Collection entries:
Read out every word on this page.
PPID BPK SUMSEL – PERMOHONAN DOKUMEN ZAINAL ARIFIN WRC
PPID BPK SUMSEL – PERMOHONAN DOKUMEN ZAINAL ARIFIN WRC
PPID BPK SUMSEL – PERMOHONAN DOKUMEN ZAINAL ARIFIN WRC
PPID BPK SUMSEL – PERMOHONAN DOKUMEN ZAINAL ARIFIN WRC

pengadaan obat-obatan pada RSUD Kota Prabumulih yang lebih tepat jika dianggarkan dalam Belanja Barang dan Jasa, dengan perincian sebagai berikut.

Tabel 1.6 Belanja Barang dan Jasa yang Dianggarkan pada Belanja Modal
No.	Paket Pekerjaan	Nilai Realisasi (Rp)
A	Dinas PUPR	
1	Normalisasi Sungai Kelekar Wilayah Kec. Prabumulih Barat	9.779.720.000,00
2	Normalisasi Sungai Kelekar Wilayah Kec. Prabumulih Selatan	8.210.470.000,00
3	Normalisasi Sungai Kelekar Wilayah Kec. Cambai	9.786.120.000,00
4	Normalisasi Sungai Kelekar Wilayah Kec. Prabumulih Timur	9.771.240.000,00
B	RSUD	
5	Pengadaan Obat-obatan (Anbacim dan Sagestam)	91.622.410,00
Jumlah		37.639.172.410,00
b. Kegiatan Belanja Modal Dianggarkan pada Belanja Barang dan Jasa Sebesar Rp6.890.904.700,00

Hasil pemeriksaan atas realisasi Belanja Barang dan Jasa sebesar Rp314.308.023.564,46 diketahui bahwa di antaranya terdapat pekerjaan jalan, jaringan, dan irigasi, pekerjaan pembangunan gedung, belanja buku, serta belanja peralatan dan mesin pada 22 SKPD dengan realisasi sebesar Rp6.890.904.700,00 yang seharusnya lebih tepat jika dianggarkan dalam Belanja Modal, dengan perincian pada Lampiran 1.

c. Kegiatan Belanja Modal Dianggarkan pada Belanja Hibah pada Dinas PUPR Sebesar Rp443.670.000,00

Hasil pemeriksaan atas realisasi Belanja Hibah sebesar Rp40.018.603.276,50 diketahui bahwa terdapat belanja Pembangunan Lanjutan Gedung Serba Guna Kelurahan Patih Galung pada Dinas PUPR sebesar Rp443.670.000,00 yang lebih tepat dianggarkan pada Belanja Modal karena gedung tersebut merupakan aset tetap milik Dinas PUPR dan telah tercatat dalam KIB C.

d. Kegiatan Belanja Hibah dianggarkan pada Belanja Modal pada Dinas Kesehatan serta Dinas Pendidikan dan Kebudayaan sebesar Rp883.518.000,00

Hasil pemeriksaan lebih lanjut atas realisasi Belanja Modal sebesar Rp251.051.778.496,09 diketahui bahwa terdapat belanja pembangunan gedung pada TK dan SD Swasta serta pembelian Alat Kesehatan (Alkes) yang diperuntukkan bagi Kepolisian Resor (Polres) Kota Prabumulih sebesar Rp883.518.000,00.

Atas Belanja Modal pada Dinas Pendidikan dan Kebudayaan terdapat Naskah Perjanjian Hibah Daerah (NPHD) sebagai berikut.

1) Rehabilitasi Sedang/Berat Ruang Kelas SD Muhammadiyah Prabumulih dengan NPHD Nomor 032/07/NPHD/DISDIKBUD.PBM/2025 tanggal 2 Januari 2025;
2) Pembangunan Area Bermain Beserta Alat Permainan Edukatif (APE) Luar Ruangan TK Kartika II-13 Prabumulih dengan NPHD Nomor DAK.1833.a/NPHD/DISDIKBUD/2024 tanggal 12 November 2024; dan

* Given problem
Give the number of lines in the entries that hold the word "Jasa", and nothing else.

* Answer
4